* Start Material shown *
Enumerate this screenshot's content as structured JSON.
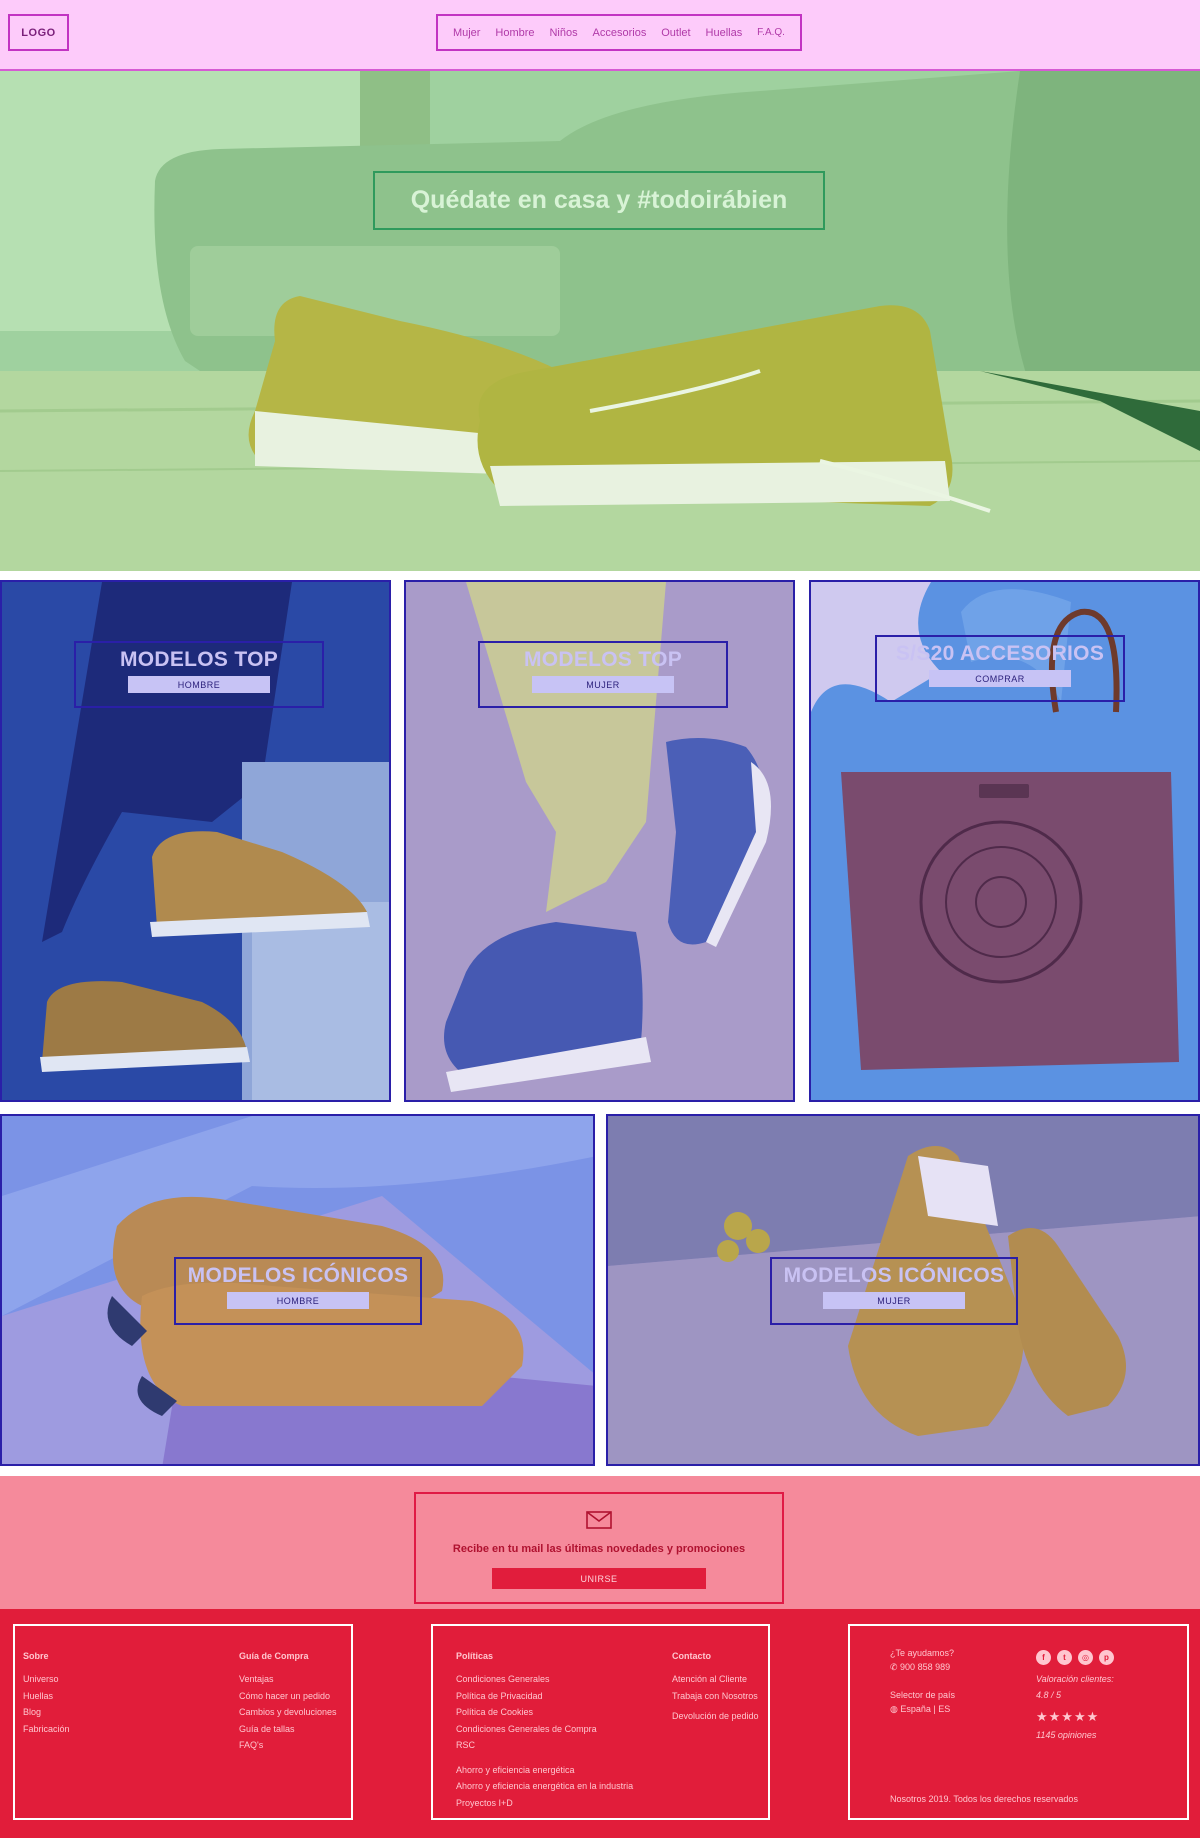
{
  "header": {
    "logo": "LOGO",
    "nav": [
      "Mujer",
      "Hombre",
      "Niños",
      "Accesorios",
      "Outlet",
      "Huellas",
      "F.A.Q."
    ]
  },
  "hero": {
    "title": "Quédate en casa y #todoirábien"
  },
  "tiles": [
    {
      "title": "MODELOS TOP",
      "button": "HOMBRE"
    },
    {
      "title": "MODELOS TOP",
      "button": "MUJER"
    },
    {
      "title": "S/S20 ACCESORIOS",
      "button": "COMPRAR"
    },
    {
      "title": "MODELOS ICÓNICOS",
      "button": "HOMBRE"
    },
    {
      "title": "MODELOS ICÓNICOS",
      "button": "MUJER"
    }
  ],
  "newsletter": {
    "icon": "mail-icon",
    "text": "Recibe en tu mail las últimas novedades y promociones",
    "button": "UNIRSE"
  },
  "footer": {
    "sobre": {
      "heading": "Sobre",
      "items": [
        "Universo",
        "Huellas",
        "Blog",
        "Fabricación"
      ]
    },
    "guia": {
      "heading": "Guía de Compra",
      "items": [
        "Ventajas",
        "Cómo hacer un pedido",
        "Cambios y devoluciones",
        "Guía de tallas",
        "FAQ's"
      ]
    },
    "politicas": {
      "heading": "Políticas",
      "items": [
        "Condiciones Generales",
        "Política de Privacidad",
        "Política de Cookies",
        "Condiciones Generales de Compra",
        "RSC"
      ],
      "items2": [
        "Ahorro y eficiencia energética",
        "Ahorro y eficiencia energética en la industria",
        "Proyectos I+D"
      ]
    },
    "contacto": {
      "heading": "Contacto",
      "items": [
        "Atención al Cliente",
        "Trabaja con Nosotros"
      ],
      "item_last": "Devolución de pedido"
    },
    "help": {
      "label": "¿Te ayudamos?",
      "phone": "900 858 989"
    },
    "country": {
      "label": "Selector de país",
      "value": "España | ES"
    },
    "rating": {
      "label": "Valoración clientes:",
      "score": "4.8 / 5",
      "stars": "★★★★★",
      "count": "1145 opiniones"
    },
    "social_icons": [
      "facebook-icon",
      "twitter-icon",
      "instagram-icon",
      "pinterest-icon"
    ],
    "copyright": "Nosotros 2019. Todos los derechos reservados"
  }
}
* End Material shown *
* Start Material shown *
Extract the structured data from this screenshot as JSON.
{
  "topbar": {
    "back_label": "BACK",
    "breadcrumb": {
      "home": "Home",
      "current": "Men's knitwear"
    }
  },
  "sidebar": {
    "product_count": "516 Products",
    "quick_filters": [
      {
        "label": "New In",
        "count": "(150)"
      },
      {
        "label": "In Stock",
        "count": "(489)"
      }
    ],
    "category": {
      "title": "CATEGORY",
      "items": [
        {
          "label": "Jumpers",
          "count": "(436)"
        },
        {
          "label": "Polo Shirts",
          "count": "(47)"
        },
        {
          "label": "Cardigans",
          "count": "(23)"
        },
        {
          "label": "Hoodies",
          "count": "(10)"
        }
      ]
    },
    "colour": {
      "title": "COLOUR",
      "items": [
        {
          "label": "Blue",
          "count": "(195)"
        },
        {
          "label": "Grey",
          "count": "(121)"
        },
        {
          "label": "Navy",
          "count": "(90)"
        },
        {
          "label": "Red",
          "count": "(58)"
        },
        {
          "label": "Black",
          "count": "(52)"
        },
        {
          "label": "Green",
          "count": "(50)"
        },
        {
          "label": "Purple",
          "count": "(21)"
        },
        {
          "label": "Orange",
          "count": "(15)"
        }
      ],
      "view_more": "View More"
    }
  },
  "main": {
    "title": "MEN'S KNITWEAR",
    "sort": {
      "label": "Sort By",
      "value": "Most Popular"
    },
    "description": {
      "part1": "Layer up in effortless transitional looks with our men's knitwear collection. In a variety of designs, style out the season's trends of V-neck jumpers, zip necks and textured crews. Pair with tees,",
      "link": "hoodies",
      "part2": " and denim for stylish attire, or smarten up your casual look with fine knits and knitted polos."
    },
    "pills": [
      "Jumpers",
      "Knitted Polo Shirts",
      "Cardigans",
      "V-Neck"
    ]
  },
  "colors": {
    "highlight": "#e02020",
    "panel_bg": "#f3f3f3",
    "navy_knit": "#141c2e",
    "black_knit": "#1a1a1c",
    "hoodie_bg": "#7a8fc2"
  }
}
* End Material shown *
*What you should do*
Show the lines of the material that contain the word "this".

*Response below*
Enumerate this screenshot's content as structured JSON.
Extract the structured data from this screenshot as JSON.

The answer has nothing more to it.